Each line of the listing must be transcribed exactly, except for the images, which should be excluded.

*** Data in this exercise ***

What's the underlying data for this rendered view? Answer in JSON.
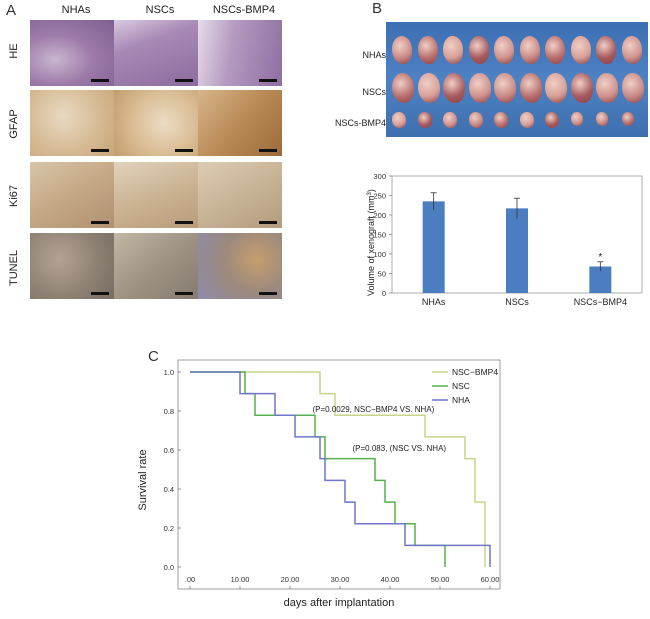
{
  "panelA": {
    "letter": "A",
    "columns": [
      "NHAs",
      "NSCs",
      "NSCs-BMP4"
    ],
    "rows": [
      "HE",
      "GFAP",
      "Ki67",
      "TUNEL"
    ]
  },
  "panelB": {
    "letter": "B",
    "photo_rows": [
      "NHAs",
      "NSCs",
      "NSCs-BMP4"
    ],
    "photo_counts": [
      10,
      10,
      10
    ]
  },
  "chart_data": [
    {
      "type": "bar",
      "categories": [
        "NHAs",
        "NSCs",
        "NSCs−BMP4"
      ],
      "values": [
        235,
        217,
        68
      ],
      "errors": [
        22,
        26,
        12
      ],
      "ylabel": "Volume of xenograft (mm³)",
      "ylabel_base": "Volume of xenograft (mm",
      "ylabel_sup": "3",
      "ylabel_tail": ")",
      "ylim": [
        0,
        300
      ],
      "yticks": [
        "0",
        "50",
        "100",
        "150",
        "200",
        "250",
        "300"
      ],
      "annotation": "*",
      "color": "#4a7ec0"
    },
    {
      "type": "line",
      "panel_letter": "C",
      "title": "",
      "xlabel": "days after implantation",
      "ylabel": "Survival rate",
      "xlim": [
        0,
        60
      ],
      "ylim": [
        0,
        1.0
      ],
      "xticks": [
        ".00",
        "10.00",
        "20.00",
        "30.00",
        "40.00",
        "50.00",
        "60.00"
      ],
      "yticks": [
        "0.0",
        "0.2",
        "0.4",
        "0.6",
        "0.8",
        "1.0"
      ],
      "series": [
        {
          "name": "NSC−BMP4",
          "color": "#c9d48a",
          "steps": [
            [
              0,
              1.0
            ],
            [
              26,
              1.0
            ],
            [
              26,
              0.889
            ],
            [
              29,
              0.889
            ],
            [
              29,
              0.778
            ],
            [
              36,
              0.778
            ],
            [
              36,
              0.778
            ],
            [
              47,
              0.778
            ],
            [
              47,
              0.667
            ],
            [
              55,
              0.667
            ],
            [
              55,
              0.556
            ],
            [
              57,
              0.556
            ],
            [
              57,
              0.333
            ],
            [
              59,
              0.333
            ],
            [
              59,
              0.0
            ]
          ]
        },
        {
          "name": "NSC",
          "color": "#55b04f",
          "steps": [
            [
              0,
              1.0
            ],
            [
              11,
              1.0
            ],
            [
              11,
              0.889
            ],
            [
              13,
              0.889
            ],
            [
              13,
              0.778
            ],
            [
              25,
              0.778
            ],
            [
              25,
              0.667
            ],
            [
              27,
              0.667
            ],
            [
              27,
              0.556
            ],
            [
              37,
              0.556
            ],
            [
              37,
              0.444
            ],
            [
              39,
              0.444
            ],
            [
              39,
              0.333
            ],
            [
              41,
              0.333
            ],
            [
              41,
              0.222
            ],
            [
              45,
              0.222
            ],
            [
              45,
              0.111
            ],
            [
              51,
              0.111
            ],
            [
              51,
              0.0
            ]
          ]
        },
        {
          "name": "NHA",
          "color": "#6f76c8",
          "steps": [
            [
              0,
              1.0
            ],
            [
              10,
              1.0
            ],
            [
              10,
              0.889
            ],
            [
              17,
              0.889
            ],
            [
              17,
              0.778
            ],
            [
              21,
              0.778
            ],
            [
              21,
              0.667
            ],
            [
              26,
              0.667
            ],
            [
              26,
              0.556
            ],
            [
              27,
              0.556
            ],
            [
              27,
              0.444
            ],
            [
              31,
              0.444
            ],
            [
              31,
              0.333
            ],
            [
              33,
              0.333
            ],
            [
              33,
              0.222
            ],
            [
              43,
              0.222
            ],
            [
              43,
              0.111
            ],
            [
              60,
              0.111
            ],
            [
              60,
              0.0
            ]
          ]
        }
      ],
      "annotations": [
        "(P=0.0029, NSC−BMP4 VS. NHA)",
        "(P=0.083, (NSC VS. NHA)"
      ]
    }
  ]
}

***

• Solution
What's the underlying data for this rendered view? Answer in JSON.
{
  "panelA": {
    "letter": "A",
    "columns": [
      "NHAs",
      "NSCs",
      "NSCs-BMP4"
    ],
    "rows": [
      "HE",
      "GFAP",
      "Ki67",
      "TUNEL"
    ]
  },
  "panelB": {
    "letter": "B",
    "photo_rows": [
      "NHAs",
      "NSCs",
      "NSCs-BMP4"
    ],
    "photo_counts": [
      10,
      10,
      10
    ]
  },
  "chart_data": [
    {
      "type": "bar",
      "categories": [
        "NHAs",
        "NSCs",
        "NSCs−BMP4"
      ],
      "values": [
        235,
        217,
        68
      ],
      "errors": [
        22,
        26,
        12
      ],
      "ylabel": "Volume of xenograft (mm³)",
      "ylabel_base": "Volume of xenograft (mm",
      "ylabel_sup": "3",
      "ylabel_tail": ")",
      "ylim": [
        0,
        300
      ],
      "yticks": [
        "0",
        "50",
        "100",
        "150",
        "200",
        "250",
        "300"
      ],
      "annotation": "*",
      "color": "#4a7ec0"
    },
    {
      "type": "line",
      "panel_letter": "C",
      "title": "",
      "xlabel": "days after implantation",
      "ylabel": "Survival rate",
      "xlim": [
        0,
        60
      ],
      "ylim": [
        0,
        1.0
      ],
      "xticks": [
        ".00",
        "10.00",
        "20.00",
        "30.00",
        "40.00",
        "50.00",
        "60.00"
      ],
      "yticks": [
        "0.0",
        "0.2",
        "0.4",
        "0.6",
        "0.8",
        "1.0"
      ],
      "series": [
        {
          "name": "NSC−BMP4",
          "color": "#c9d48a",
          "steps": [
            [
              0,
              1.0
            ],
            [
              26,
              1.0
            ],
            [
              26,
              0.889
            ],
            [
              29,
              0.889
            ],
            [
              29,
              0.778
            ],
            [
              36,
              0.778
            ],
            [
              36,
              0.778
            ],
            [
              47,
              0.778
            ],
            [
              47,
              0.667
            ],
            [
              55,
              0.667
            ],
            [
              55,
              0.556
            ],
            [
              57,
              0.556
            ],
            [
              57,
              0.333
            ],
            [
              59,
              0.333
            ],
            [
              59,
              0.0
            ]
          ]
        },
        {
          "name": "NSC",
          "color": "#55b04f",
          "steps": [
            [
              0,
              1.0
            ],
            [
              11,
              1.0
            ],
            [
              11,
              0.889
            ],
            [
              13,
              0.889
            ],
            [
              13,
              0.778
            ],
            [
              25,
              0.778
            ],
            [
              25,
              0.667
            ],
            [
              27,
              0.667
            ],
            [
              27,
              0.556
            ],
            [
              37,
              0.556
            ],
            [
              37,
              0.444
            ],
            [
              39,
              0.444
            ],
            [
              39,
              0.333
            ],
            [
              41,
              0.333
            ],
            [
              41,
              0.222
            ],
            [
              45,
              0.222
            ],
            [
              45,
              0.111
            ],
            [
              51,
              0.111
            ],
            [
              51,
              0.0
            ]
          ]
        },
        {
          "name": "NHA",
          "color": "#6f76c8",
          "steps": [
            [
              0,
              1.0
            ],
            [
              10,
              1.0
            ],
            [
              10,
              0.889
            ],
            [
              17,
              0.889
            ],
            [
              17,
              0.778
            ],
            [
              21,
              0.778
            ],
            [
              21,
              0.667
            ],
            [
              26,
              0.667
            ],
            [
              26,
              0.556
            ],
            [
              27,
              0.556
            ],
            [
              27,
              0.444
            ],
            [
              31,
              0.444
            ],
            [
              31,
              0.333
            ],
            [
              33,
              0.333
            ],
            [
              33,
              0.222
            ],
            [
              43,
              0.222
            ],
            [
              43,
              0.111
            ],
            [
              60,
              0.111
            ],
            [
              60,
              0.0
            ]
          ]
        }
      ],
      "annotations": [
        "(P=0.0029, NSC−BMP4 VS. NHA)",
        "(P=0.083, (NSC VS. NHA)"
      ]
    }
  ]
}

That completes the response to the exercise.